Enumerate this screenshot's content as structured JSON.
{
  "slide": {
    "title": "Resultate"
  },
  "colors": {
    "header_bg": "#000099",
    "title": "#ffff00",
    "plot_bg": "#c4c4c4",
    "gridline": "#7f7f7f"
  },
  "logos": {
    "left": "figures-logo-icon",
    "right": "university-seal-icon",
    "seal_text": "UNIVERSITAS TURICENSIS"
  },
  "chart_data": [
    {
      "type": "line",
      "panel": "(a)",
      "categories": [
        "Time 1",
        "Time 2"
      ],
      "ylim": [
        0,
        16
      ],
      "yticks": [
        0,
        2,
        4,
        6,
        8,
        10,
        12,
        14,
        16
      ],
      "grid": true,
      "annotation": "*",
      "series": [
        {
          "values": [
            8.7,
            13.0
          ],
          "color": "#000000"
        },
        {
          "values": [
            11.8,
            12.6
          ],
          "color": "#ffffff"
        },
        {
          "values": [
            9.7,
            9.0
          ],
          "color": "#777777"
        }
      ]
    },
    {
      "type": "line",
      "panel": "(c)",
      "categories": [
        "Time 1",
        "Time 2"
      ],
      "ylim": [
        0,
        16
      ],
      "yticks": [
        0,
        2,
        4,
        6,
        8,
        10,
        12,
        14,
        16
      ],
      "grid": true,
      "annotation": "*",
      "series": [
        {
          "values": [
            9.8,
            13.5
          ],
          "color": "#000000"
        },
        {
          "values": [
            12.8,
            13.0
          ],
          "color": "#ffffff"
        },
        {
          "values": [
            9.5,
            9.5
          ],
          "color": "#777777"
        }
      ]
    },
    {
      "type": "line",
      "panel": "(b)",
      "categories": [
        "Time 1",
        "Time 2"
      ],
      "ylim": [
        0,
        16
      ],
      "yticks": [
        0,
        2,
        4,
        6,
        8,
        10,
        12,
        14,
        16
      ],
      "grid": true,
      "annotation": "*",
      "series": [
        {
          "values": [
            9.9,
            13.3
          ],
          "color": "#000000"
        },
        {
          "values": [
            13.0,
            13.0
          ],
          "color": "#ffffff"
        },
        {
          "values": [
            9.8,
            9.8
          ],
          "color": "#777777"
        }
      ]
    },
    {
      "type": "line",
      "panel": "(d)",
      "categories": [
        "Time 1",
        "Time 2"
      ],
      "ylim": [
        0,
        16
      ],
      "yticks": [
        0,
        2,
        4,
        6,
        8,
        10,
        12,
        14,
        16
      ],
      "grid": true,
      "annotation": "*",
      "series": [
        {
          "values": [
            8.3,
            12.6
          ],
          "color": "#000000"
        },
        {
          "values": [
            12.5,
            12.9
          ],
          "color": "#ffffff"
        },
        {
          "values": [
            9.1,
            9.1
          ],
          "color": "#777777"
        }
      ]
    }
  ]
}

GOAL OF THE EXERCISE
Count every line in the preceding entries where the string "icon" appears, then state only the total.

IN RESPONSE
2